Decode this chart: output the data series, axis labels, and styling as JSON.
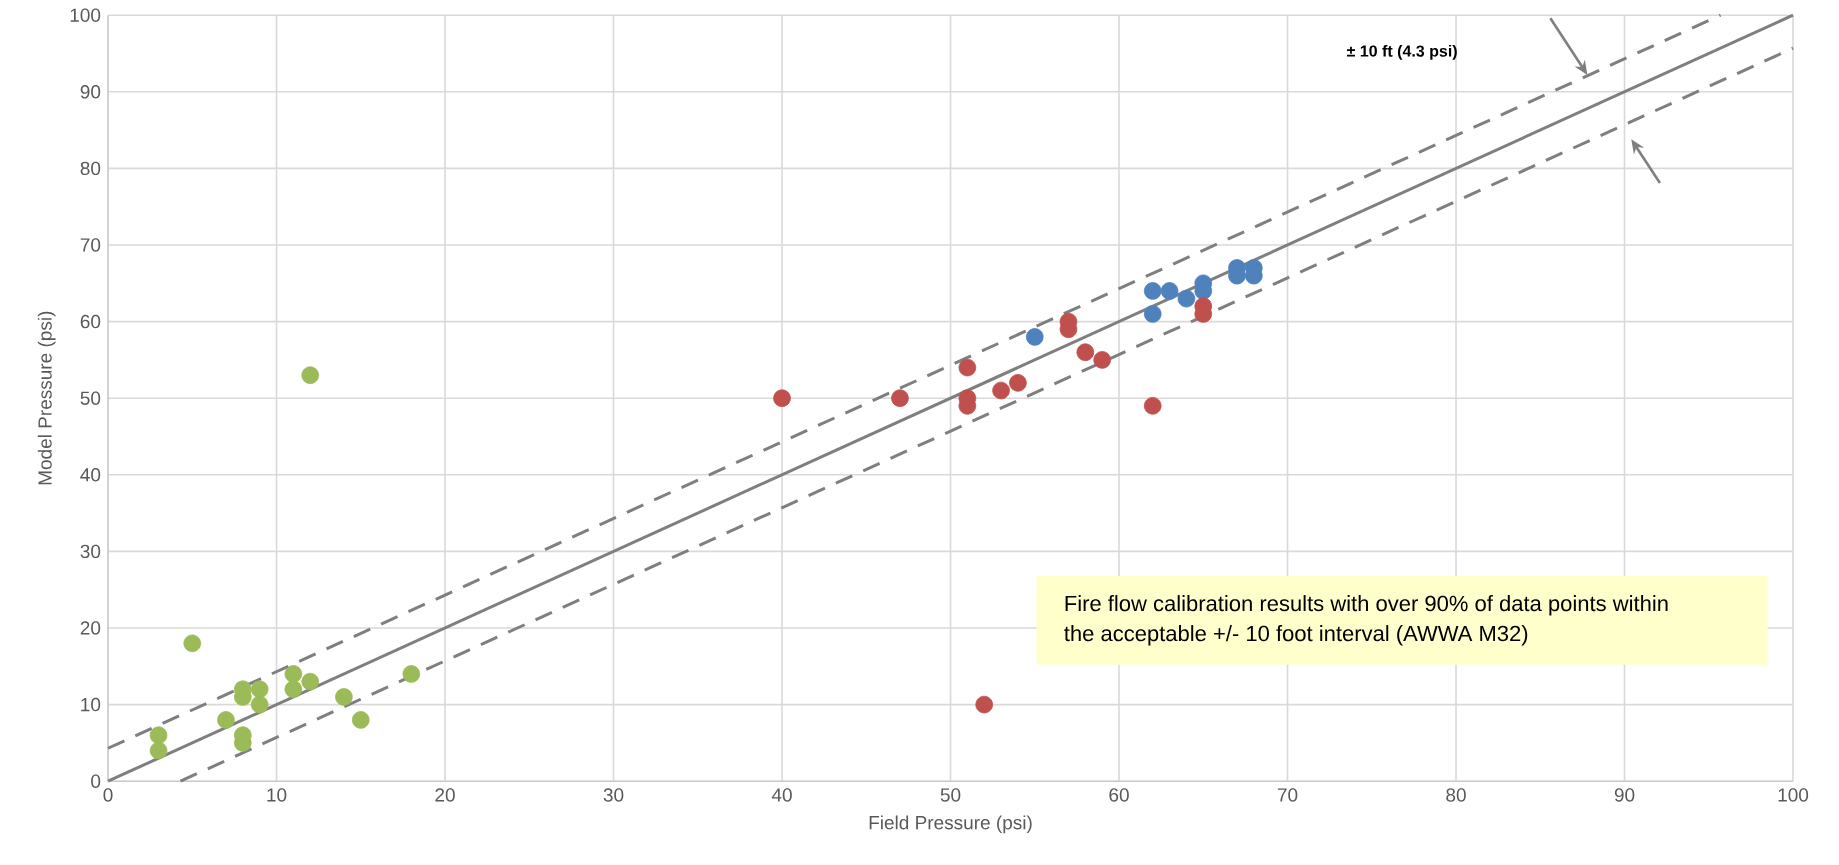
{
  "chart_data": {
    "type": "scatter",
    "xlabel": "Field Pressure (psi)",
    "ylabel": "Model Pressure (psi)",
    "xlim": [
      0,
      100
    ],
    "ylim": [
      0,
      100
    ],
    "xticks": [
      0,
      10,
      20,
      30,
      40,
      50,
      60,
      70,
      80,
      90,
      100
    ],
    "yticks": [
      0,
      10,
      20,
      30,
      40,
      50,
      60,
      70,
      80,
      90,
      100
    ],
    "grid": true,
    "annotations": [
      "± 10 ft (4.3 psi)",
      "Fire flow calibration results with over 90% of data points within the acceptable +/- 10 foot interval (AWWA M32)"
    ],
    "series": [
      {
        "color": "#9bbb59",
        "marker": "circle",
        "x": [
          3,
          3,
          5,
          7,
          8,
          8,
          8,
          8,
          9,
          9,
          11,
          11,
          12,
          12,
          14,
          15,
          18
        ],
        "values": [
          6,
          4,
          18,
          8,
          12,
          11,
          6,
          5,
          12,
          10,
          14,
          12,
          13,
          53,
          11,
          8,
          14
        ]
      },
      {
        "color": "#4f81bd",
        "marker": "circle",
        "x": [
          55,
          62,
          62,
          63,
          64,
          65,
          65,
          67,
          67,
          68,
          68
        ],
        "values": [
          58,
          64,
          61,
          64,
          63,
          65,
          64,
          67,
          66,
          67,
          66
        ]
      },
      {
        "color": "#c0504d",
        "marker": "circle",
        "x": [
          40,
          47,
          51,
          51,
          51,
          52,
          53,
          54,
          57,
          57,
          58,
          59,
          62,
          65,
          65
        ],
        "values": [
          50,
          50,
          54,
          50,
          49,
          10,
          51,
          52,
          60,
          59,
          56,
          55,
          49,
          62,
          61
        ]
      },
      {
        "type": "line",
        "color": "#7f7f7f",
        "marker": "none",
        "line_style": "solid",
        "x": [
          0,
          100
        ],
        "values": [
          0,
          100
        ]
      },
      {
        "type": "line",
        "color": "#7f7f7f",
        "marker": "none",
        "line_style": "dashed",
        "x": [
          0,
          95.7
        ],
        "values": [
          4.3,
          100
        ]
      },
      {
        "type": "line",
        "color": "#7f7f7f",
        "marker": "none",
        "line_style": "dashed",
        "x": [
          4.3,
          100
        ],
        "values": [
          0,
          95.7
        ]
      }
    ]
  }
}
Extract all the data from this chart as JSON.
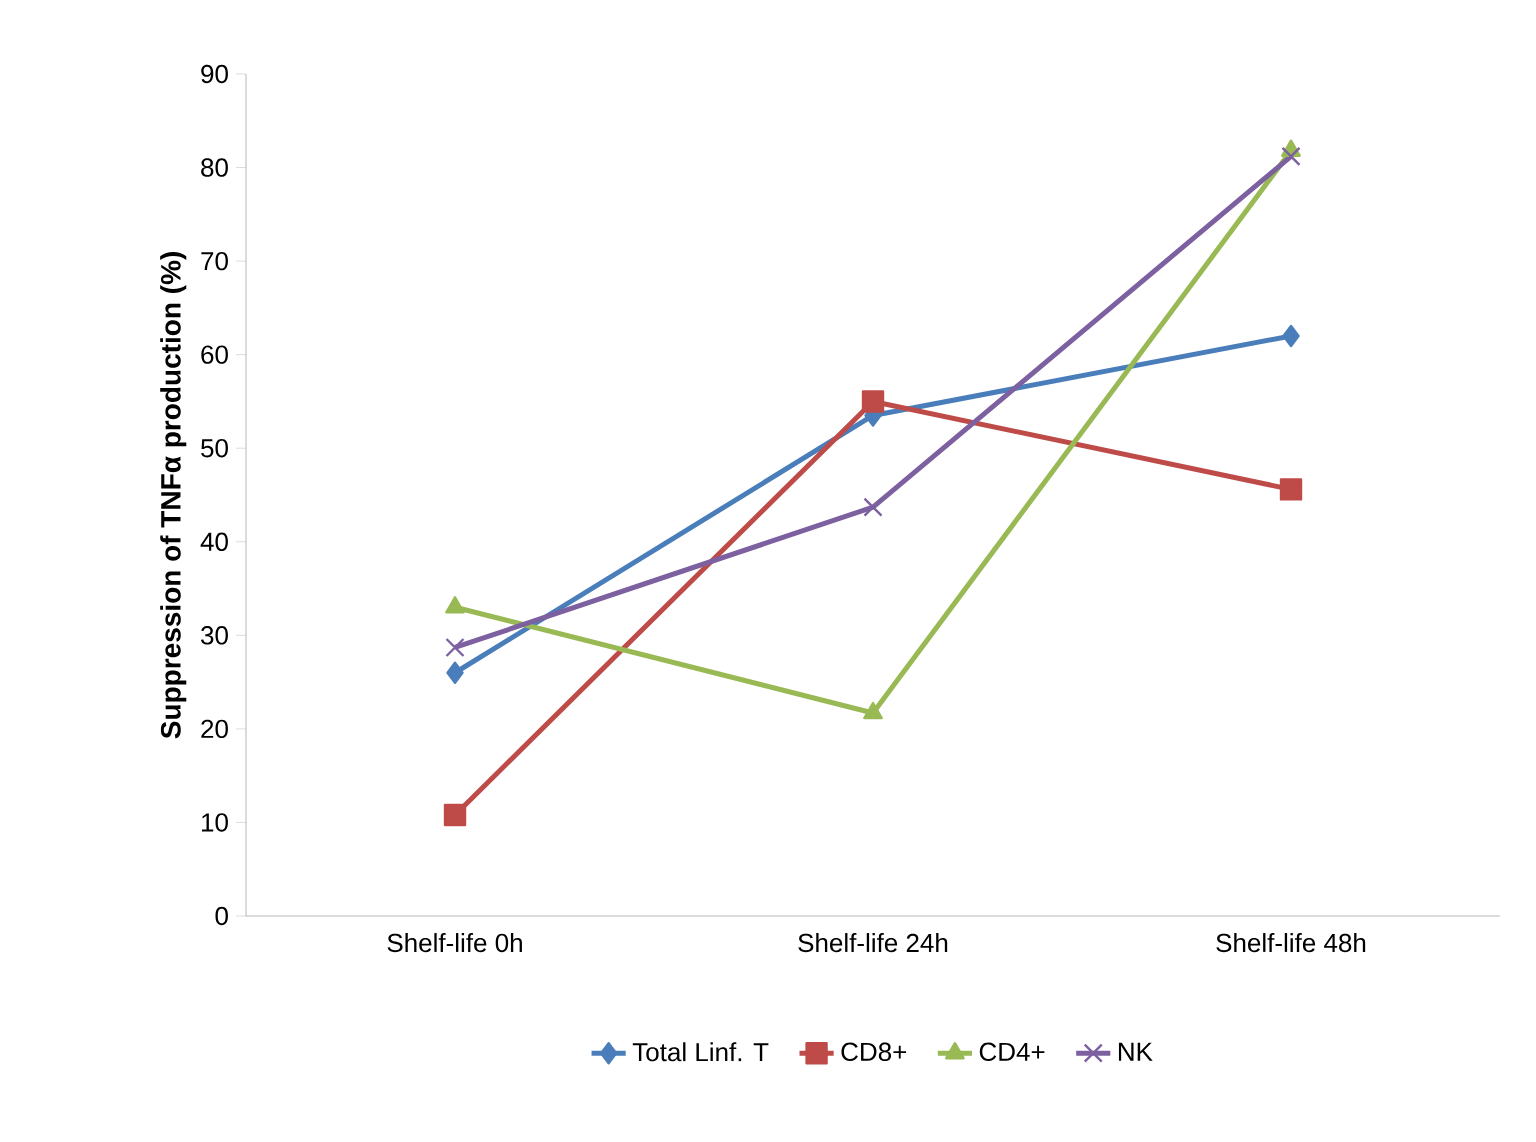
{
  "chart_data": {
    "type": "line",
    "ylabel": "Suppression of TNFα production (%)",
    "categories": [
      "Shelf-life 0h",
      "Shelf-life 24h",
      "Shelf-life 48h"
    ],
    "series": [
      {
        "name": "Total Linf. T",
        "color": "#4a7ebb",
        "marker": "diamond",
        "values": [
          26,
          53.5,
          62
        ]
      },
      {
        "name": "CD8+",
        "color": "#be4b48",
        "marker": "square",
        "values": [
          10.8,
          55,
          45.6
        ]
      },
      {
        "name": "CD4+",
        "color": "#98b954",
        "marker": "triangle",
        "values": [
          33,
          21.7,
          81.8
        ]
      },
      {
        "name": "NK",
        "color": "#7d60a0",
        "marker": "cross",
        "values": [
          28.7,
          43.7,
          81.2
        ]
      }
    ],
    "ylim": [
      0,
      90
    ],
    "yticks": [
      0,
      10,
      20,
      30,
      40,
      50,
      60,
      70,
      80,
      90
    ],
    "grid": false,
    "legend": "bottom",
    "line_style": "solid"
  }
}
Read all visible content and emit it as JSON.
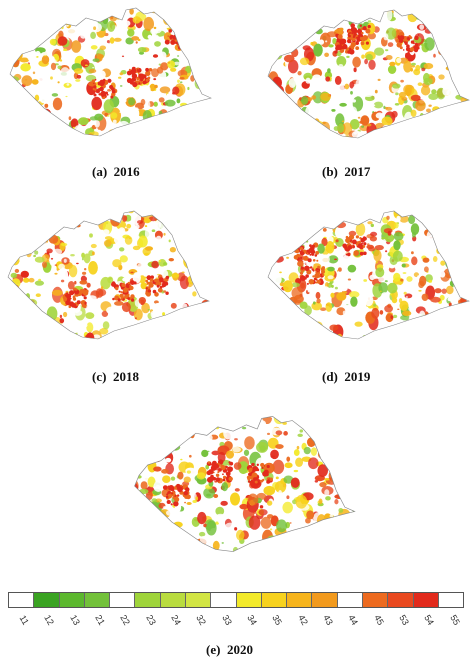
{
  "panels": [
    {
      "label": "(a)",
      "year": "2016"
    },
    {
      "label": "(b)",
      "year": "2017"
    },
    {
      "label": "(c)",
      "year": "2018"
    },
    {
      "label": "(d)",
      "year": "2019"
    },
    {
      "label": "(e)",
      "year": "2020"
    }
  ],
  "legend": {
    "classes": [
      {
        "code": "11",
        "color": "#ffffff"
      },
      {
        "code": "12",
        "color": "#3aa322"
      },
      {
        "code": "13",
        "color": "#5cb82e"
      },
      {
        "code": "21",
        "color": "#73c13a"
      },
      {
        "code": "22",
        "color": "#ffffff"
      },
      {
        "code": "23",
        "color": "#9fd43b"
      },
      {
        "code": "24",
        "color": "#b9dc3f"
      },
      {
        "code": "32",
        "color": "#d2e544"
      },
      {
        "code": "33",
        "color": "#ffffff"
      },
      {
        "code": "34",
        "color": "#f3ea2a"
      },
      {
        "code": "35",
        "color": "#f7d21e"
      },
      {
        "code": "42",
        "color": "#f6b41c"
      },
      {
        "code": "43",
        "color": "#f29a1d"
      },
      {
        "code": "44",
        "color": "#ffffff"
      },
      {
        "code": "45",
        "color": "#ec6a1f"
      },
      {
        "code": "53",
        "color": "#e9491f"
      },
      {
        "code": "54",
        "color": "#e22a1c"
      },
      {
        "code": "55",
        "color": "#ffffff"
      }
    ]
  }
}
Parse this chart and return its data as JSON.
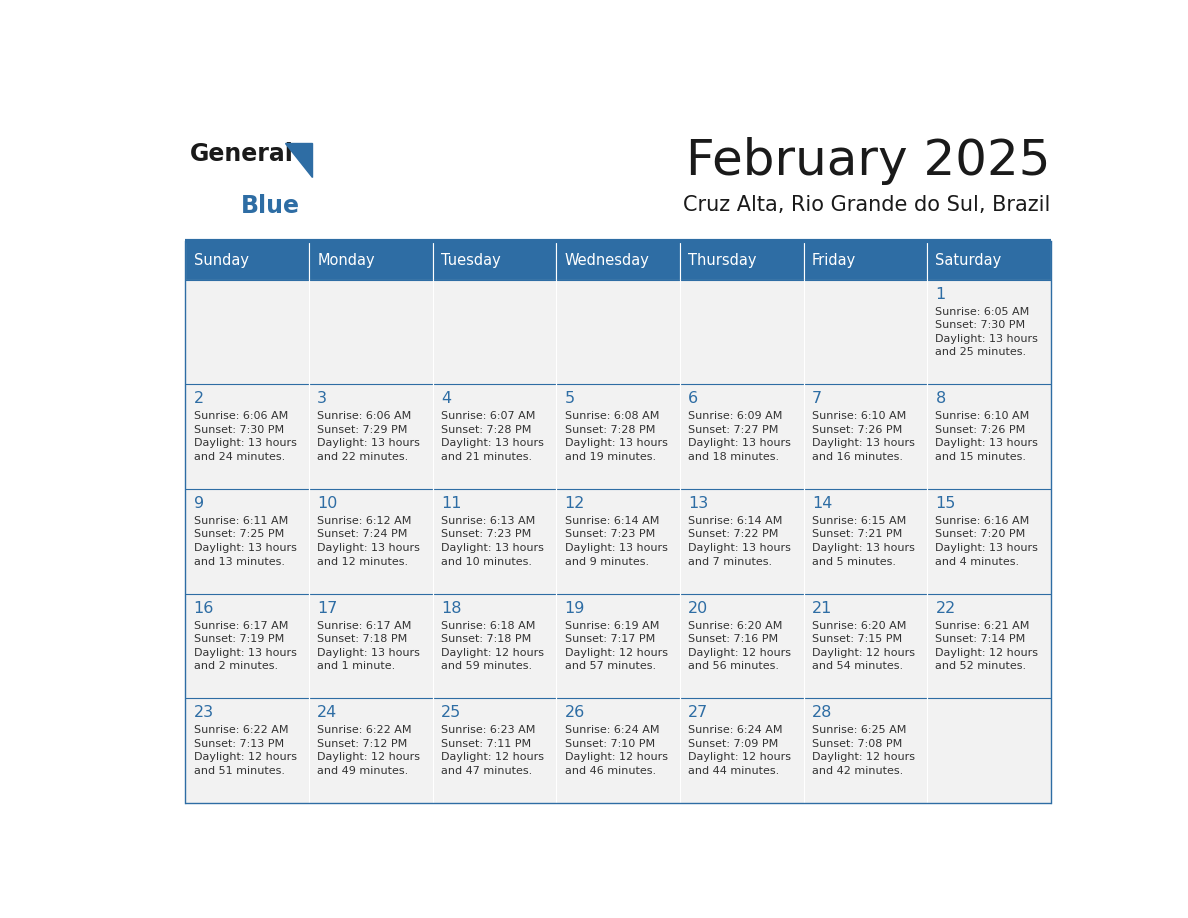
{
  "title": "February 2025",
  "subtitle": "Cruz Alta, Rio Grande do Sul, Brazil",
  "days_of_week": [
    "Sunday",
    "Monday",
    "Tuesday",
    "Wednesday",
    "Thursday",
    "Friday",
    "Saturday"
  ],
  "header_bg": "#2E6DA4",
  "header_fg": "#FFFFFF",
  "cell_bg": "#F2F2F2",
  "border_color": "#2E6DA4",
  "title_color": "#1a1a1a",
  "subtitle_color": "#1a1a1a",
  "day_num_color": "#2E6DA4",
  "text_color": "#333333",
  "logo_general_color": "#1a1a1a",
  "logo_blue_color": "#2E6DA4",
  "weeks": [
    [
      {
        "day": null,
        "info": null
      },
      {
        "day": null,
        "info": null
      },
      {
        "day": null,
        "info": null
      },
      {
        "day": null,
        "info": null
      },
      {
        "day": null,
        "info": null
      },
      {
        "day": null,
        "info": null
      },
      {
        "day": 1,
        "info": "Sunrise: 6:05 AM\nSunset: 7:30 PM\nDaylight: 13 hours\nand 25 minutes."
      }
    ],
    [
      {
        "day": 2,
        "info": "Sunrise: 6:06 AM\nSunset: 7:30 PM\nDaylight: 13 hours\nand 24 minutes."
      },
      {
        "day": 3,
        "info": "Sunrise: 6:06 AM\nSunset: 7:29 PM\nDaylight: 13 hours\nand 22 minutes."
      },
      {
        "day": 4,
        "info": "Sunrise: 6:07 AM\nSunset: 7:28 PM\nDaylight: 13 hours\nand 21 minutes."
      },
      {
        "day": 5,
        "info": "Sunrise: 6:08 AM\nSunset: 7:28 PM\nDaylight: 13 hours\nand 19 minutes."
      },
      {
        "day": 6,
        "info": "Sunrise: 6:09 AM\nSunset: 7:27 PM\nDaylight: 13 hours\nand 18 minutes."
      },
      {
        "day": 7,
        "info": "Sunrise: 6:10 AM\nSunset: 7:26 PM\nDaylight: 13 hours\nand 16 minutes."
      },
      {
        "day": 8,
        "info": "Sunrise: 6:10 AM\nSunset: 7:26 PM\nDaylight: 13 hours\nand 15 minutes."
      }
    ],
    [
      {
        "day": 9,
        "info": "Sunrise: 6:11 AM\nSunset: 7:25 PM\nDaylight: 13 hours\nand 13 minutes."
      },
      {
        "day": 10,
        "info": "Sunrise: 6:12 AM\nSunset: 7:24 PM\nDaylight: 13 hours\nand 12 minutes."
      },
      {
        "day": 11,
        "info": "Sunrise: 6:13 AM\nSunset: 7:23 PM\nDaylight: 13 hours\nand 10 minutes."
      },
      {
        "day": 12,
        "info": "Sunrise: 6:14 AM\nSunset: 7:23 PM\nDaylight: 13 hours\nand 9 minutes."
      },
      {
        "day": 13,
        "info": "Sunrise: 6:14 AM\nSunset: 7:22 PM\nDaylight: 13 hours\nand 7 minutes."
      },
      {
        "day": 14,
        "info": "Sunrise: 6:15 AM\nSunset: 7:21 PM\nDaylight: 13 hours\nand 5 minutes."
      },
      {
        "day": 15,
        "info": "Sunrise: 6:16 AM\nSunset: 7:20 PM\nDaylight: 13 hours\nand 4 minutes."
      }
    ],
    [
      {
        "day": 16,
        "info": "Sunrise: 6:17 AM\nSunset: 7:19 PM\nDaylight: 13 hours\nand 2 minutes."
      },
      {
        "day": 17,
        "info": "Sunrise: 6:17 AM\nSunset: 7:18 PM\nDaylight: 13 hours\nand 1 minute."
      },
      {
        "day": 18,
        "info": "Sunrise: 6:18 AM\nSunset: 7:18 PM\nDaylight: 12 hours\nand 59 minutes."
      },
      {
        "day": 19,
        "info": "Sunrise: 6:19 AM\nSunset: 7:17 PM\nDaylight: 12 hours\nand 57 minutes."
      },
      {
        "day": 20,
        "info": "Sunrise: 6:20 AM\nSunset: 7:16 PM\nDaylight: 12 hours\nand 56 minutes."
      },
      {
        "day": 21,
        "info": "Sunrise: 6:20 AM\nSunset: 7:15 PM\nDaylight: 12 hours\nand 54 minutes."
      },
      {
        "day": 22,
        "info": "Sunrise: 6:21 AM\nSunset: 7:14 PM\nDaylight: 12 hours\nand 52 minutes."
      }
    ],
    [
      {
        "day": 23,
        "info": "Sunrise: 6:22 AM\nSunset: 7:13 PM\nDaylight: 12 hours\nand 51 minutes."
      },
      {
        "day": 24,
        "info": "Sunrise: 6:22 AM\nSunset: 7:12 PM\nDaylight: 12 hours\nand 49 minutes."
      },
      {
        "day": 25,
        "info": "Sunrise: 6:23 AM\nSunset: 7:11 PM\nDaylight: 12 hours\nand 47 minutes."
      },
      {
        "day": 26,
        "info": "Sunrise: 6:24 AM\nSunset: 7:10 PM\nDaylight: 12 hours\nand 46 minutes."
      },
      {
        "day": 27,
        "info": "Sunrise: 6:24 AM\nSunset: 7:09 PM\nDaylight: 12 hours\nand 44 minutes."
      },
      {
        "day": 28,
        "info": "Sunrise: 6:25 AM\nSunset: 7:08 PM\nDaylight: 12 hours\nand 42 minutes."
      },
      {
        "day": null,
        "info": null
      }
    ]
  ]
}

#### Your task
Check each line of the records for the word "Shelf", and show the lines that contain it.

#### Full response
      "Shelf-life 0h",
      "Shelf-life 24h",
      "Shelf-life 48h"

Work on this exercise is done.